>> START Records shown

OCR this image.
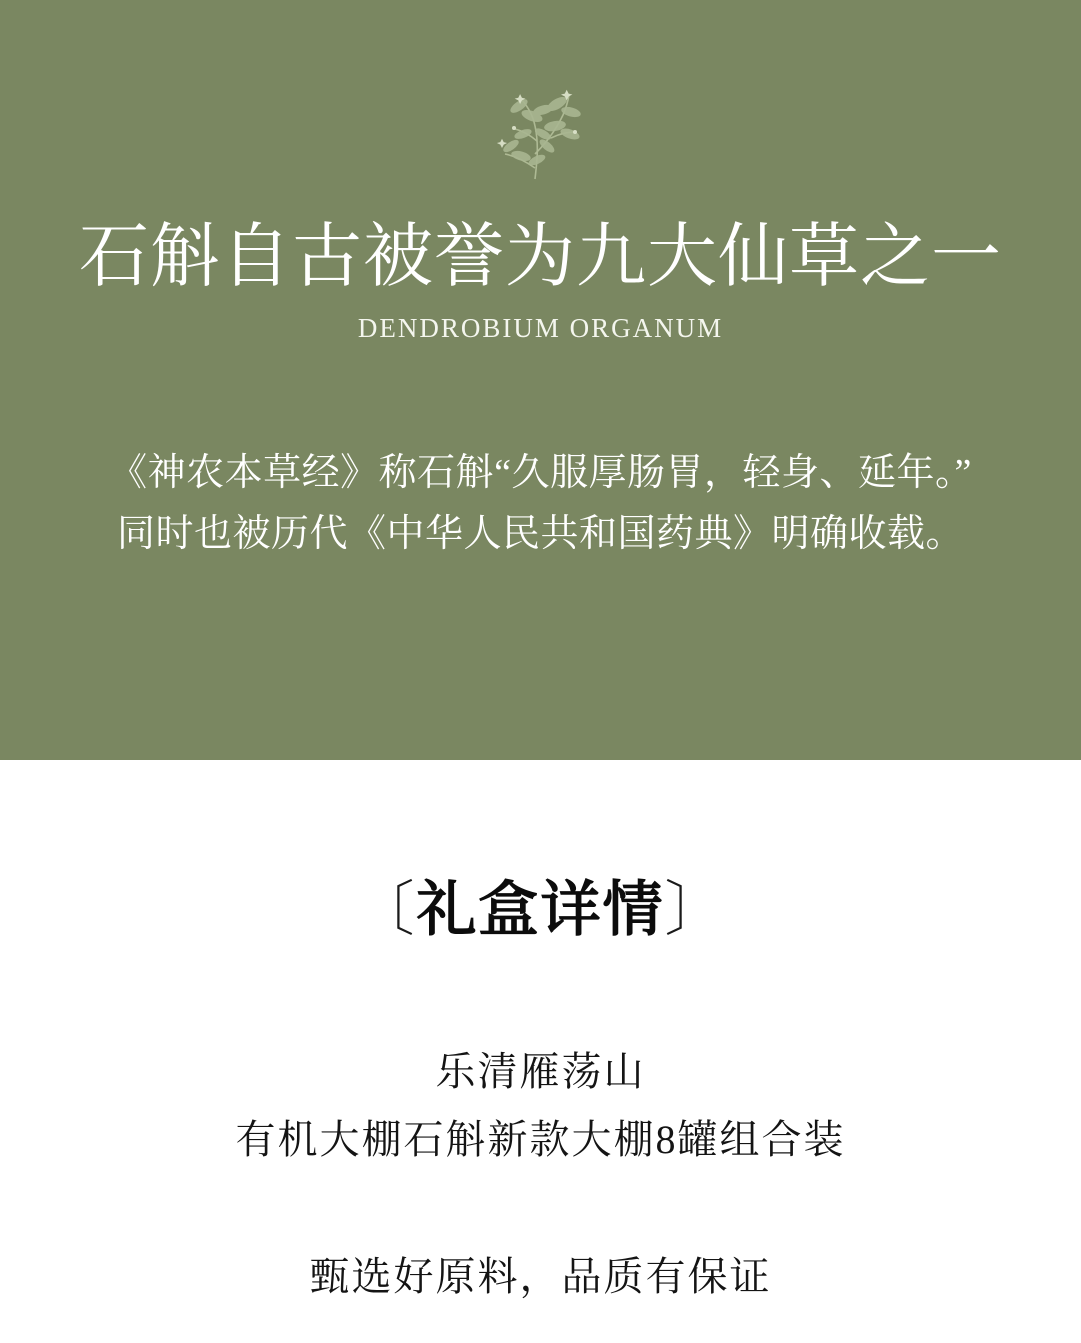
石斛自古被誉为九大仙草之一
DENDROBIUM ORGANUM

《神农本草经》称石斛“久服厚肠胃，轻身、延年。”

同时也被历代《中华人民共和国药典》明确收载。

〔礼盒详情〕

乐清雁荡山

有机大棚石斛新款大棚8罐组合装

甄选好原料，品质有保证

>> END Records shown
>> START Records shown

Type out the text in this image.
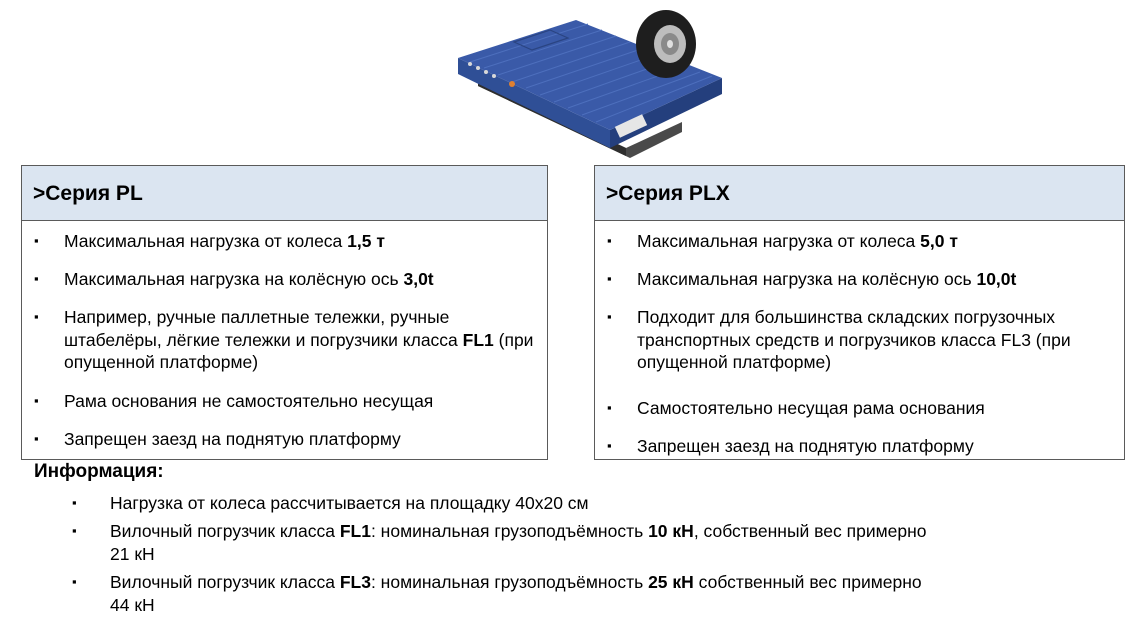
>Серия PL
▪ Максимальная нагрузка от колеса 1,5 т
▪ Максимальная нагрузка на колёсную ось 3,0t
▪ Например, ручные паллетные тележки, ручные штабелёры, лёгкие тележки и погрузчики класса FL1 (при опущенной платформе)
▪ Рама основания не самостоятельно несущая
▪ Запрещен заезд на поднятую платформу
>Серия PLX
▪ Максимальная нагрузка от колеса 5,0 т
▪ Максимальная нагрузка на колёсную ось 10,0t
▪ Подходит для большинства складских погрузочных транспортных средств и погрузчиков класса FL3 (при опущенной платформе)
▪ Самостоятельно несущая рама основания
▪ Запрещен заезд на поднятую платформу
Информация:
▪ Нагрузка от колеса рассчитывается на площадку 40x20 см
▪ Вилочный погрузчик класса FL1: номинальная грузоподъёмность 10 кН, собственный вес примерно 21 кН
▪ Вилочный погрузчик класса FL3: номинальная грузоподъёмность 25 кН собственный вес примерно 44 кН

>> END Records shown
>> START Records shown

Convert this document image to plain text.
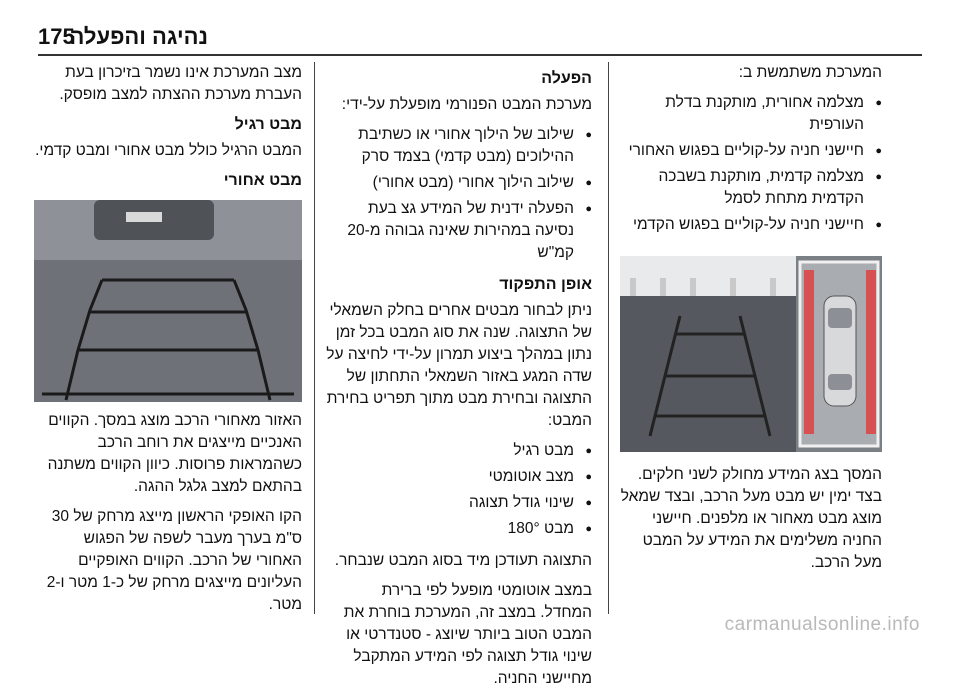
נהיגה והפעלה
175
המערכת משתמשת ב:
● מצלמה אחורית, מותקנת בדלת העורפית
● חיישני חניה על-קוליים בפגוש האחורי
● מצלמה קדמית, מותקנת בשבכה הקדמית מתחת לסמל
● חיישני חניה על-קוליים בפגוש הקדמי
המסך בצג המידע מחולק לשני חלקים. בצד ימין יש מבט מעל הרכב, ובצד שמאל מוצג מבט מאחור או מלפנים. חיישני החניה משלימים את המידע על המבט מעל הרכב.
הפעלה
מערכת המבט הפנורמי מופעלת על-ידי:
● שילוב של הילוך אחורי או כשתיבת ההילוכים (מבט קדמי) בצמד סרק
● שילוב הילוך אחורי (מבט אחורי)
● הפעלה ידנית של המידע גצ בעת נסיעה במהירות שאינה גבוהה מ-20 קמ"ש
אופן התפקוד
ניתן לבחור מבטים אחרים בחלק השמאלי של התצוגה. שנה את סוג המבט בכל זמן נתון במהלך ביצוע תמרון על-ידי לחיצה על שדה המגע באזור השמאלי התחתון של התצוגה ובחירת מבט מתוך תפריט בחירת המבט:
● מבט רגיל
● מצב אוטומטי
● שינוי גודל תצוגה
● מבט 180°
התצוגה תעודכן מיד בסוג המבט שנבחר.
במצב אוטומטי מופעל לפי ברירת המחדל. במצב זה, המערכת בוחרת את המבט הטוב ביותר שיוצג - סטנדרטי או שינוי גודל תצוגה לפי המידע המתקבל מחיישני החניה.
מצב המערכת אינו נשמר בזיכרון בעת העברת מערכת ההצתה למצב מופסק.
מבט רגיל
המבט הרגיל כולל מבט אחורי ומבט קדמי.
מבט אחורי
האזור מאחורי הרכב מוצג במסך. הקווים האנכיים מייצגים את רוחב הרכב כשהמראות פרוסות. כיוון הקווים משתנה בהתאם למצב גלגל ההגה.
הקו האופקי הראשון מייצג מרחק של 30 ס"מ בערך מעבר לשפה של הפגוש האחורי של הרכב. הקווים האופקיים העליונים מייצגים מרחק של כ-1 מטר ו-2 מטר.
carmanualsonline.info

>> END Records shown

## Exercise goal
Read the entries and select each line where the word "הקווים" is found.

## The result
האזור מאחורי הרכב מוצג במסך. הקווים האנכיים מייצגים את רוחב הרכב כשהמראות פרוסות. כיוון הקווים משתנה בהתאם למצב גלגל ההגה.
הקו האופקי הראשון מייצג מרחק של 30 ס"מ בערך מעבר לשפה של הפגוש האחורי של הרכב. הקווים האופקיים העליונים מייצגים מרחק של כ-1 מטר ו-2 מטר.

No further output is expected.